Which lines in the records below contain the word "Upper"? Copy each one out.

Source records

• • •

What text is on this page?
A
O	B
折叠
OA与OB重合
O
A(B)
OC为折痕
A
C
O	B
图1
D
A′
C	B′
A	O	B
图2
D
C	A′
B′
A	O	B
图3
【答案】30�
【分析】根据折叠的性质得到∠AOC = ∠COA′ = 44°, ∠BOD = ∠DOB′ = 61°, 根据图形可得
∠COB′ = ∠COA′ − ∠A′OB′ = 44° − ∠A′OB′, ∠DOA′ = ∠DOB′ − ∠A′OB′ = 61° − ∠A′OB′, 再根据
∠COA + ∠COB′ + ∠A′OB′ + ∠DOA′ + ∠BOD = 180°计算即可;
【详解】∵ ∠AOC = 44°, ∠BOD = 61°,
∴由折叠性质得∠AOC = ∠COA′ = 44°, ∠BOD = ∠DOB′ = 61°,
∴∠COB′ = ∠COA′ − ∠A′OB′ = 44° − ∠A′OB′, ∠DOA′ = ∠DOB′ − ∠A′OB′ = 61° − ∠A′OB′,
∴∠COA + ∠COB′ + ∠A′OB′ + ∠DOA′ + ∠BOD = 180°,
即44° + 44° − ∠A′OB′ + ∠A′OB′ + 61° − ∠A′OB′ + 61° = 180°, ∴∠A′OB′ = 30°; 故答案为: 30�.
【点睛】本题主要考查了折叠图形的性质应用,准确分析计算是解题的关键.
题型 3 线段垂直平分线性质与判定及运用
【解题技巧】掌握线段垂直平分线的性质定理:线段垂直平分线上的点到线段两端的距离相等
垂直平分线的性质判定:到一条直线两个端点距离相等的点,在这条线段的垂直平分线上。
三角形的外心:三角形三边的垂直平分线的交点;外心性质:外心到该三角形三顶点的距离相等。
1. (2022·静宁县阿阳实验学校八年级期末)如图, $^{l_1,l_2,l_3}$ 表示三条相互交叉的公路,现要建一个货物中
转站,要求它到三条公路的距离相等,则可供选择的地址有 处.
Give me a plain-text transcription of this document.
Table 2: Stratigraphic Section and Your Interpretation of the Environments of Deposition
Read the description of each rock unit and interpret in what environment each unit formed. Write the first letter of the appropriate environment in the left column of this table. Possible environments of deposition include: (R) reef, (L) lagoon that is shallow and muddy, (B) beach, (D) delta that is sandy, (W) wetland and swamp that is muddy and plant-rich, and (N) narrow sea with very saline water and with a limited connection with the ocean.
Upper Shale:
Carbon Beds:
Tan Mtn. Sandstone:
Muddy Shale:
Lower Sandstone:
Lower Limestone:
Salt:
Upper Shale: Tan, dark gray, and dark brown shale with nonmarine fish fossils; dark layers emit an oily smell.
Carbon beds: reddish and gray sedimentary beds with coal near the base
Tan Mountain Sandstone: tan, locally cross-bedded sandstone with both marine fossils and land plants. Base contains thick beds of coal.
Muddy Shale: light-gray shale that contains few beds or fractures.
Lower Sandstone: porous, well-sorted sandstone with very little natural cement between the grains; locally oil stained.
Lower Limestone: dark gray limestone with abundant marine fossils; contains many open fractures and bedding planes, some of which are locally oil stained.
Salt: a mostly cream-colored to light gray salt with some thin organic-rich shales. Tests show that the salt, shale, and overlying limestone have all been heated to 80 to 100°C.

• • •

Reply to the exercise:
Upper Shale:
Upper Shale: Tan, dark gray, and dark brown shale with nonmarine fish fossils; dark layers emit an oily smell.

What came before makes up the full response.